Copy every line of the data that contains the string "Design".
============
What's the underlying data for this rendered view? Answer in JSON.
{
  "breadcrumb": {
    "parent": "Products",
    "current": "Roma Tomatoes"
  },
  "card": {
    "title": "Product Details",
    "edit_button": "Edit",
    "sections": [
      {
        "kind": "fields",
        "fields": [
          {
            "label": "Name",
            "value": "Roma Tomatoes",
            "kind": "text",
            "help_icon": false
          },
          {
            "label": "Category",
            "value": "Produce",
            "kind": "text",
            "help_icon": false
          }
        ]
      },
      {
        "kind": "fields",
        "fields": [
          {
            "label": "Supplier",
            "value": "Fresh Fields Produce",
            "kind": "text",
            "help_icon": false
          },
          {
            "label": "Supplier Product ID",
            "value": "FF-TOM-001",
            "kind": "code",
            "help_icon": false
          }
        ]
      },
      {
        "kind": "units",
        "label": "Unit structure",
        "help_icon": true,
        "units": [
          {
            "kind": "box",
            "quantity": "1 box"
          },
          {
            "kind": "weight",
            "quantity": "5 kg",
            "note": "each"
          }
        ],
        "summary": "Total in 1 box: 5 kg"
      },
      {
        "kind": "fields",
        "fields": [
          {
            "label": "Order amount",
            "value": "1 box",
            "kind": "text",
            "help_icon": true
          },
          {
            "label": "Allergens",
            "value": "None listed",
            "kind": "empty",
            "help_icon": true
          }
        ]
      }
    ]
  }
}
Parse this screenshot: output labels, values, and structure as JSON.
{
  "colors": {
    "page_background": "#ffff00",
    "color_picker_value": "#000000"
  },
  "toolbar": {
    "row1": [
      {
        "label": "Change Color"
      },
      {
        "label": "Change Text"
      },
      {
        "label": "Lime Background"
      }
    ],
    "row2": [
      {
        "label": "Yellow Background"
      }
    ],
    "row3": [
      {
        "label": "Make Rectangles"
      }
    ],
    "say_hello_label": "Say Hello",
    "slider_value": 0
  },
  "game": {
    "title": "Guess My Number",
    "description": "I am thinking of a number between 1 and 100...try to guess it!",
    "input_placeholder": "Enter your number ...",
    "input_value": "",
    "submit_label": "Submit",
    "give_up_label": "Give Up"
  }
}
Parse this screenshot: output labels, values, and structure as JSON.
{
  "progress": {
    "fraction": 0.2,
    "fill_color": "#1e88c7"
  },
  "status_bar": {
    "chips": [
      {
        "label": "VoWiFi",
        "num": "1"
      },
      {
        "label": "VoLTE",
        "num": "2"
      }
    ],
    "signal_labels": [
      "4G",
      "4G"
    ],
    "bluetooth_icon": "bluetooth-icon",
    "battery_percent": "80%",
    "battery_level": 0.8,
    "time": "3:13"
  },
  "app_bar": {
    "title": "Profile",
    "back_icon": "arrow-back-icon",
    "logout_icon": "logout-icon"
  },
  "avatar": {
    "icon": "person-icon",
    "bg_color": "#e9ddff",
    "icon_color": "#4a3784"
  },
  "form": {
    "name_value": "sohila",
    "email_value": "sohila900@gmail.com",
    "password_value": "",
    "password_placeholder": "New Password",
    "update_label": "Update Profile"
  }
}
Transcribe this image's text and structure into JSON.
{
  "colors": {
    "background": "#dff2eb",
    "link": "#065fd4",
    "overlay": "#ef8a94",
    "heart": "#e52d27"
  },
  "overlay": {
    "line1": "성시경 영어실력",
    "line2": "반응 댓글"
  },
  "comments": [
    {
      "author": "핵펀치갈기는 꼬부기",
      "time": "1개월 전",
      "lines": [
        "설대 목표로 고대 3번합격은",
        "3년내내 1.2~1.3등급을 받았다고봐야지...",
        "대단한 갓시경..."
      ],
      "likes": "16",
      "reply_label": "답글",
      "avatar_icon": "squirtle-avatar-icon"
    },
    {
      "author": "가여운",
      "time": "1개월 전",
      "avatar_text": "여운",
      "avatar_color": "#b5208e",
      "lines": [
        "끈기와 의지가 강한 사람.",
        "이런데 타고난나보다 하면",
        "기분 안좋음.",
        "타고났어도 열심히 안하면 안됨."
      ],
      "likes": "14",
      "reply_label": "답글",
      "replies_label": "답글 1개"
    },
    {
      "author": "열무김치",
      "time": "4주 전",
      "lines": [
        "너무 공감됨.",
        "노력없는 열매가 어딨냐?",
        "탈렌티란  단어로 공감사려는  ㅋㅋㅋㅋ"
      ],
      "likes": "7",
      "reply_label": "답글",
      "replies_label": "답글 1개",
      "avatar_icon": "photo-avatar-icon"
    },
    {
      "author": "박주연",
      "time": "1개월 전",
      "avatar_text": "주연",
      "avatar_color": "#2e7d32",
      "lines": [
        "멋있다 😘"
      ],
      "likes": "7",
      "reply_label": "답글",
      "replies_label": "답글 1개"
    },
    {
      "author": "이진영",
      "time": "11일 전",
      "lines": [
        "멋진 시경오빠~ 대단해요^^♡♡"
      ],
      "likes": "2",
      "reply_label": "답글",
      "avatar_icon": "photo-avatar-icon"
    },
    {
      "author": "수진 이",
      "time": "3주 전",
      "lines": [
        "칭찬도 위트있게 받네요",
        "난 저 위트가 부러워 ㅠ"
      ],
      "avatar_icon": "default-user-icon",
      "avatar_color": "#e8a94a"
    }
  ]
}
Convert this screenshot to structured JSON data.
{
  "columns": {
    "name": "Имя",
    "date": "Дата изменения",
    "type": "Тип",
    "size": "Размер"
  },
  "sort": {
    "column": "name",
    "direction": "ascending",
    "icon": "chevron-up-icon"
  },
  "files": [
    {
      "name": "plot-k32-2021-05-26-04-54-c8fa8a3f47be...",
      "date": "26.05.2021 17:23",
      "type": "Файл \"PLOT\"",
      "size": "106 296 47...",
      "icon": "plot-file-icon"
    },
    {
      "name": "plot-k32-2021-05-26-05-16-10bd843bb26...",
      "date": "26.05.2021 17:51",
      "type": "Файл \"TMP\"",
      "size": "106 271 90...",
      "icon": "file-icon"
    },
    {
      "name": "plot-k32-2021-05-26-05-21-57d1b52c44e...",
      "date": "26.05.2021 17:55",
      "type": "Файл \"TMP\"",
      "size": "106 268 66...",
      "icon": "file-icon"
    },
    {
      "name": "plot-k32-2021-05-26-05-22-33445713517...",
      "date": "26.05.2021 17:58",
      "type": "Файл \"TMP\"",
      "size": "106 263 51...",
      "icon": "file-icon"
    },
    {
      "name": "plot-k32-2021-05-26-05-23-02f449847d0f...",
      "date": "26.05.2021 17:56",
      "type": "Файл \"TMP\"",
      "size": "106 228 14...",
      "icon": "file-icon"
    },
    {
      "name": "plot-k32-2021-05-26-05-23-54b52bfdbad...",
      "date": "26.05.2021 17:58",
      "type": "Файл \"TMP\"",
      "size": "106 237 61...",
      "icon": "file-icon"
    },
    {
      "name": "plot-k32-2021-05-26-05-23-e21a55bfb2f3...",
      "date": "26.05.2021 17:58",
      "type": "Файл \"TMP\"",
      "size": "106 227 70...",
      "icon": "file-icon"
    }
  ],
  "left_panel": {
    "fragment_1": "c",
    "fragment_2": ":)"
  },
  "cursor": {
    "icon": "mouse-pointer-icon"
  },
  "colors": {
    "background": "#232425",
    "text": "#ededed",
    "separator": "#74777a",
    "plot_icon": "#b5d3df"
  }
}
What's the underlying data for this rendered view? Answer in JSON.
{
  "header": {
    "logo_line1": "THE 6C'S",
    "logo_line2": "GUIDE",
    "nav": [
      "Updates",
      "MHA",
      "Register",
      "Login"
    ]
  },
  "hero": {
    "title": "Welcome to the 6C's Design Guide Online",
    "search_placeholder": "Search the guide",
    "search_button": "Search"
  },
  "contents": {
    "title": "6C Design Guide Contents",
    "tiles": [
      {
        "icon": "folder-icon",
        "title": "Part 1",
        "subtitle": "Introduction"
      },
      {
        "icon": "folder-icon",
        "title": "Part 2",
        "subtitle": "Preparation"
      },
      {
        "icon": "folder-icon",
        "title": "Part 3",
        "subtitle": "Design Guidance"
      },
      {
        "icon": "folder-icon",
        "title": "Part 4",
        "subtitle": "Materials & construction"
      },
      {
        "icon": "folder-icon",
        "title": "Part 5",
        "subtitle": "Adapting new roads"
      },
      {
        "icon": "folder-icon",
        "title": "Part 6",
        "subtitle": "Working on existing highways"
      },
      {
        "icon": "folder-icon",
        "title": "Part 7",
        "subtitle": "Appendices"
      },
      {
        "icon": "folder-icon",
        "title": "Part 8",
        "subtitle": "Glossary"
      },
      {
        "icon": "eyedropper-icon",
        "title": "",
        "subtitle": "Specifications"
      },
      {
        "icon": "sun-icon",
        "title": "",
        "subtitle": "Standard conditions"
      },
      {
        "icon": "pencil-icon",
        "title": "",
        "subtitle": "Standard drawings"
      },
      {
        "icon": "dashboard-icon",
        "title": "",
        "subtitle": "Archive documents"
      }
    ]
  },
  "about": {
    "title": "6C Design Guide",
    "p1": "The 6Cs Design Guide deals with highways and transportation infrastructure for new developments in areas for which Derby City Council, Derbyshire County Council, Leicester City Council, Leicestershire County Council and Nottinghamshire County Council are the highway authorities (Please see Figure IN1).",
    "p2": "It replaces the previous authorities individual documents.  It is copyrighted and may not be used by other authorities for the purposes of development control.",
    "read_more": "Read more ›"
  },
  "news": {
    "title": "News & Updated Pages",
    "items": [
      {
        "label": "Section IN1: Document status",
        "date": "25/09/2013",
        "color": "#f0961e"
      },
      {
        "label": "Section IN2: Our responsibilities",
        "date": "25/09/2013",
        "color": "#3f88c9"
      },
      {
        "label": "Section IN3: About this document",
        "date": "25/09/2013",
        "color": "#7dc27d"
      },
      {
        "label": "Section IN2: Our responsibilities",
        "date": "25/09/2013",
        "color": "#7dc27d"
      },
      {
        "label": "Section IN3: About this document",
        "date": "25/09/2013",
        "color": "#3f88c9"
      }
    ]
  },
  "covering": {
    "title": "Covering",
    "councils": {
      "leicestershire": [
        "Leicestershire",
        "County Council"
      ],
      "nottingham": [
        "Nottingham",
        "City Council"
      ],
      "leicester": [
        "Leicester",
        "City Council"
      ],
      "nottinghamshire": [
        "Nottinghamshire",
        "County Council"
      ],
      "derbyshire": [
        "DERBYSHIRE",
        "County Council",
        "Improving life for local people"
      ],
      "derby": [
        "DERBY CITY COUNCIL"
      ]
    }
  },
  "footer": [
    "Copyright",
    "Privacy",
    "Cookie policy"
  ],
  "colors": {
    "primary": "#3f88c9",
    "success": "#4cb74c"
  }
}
============
* _Final result_
    "title": "Welcome to the 6C's Design Guide Online",
    "title": "6C Design Guide Contents",
        "subtitle": "Design Guidance"
    "title": "6C Design Guide",
    "p1": "The 6Cs Design Guide deals with highways and transportation infrastructure for new developments in areas for which Derby City Council, Derbyshire County Council, Leicester City Council, Leicestershire County Council and Nottinghamshire County Council are the highway authorities (Please see Figure IN1).",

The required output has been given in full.